[Task statement]
Please pull out each line from the entries below that contains the string "this".

--------

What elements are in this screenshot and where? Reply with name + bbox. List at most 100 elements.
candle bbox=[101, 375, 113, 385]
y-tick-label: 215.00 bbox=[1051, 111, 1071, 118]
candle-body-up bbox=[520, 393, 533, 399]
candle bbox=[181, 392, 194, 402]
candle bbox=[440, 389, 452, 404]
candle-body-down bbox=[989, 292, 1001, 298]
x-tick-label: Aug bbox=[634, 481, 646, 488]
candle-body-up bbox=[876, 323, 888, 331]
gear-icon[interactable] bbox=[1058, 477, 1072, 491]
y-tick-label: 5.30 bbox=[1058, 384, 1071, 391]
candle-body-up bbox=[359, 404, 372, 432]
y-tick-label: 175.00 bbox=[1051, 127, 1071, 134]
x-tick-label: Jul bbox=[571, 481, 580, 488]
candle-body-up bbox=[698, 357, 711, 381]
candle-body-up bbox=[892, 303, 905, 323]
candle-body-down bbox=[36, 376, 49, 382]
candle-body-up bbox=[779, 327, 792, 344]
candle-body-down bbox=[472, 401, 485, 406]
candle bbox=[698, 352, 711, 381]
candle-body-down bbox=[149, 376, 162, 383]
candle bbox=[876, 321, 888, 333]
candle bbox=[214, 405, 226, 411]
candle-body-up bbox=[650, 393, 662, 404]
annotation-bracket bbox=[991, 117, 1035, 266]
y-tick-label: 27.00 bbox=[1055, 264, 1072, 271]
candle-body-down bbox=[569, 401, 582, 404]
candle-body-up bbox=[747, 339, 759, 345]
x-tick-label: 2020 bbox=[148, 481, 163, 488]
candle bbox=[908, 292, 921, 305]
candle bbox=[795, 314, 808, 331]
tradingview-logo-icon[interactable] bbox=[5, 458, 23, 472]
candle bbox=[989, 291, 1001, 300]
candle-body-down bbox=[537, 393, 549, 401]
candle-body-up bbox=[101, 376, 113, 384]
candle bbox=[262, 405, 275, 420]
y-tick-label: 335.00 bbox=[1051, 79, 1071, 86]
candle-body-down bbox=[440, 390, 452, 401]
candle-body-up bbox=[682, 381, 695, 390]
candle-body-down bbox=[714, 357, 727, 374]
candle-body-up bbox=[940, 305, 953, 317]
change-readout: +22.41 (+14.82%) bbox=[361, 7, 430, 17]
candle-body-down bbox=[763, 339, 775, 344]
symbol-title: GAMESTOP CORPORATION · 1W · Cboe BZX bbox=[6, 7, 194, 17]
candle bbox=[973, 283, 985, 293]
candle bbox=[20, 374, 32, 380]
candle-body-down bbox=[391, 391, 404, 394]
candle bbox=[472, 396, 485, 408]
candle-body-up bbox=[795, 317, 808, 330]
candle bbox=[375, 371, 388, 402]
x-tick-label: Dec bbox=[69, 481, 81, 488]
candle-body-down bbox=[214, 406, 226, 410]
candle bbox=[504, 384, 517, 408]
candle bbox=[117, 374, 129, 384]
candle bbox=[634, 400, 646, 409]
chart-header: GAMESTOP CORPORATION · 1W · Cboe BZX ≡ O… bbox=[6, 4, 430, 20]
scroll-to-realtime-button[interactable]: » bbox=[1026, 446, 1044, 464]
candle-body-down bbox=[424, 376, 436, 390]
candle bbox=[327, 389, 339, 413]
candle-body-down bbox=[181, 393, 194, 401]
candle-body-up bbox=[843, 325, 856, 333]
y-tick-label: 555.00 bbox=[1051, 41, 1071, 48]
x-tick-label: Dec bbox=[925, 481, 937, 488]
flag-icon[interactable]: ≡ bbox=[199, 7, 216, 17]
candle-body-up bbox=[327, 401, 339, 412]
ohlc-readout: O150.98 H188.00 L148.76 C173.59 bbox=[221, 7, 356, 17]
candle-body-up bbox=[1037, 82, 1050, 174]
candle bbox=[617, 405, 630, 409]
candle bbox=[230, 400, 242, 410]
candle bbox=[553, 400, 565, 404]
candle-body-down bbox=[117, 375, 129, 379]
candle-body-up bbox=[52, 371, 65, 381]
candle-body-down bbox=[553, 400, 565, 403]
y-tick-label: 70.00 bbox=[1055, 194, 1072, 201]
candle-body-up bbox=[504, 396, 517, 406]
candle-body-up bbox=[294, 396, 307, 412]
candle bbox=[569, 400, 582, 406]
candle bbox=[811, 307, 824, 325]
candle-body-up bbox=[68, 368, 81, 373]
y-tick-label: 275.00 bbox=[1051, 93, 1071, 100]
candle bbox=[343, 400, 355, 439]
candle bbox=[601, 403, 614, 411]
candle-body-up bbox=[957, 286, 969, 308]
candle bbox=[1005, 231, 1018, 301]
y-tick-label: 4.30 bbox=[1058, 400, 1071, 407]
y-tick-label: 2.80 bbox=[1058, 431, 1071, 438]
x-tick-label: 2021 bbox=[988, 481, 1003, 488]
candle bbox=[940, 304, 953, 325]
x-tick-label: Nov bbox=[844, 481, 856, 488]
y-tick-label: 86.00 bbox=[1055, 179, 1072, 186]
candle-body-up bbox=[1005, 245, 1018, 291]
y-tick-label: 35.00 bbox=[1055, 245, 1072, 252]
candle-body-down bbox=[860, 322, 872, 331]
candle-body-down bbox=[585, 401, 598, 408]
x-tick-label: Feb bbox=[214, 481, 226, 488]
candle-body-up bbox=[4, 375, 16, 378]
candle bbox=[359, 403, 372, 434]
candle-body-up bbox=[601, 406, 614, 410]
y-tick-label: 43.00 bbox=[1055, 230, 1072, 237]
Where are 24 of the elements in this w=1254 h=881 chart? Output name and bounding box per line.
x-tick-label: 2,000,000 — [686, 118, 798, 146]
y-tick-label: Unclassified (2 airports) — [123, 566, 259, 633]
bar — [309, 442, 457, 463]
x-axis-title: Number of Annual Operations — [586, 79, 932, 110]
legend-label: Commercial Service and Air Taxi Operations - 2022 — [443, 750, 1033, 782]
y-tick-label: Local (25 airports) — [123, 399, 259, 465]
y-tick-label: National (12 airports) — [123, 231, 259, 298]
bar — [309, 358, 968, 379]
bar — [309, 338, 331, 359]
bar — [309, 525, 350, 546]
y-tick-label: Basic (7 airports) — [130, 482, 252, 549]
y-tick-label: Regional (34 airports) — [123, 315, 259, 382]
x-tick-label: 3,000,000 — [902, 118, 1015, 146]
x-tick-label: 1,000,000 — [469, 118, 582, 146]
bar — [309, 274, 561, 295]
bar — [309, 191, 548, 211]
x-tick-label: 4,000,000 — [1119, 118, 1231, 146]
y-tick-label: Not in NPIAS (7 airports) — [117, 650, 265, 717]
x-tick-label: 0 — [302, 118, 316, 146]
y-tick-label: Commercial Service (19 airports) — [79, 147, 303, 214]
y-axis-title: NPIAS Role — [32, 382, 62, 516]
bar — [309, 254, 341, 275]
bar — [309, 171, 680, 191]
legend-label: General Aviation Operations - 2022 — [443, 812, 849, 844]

--------

[Correct response]
What elements are in this screenshot and where? Reply with name + bbox. List at most 100 elements.
Where are 24 of the elements in this w=1254 h=881 chart? Output name and bounding box per line.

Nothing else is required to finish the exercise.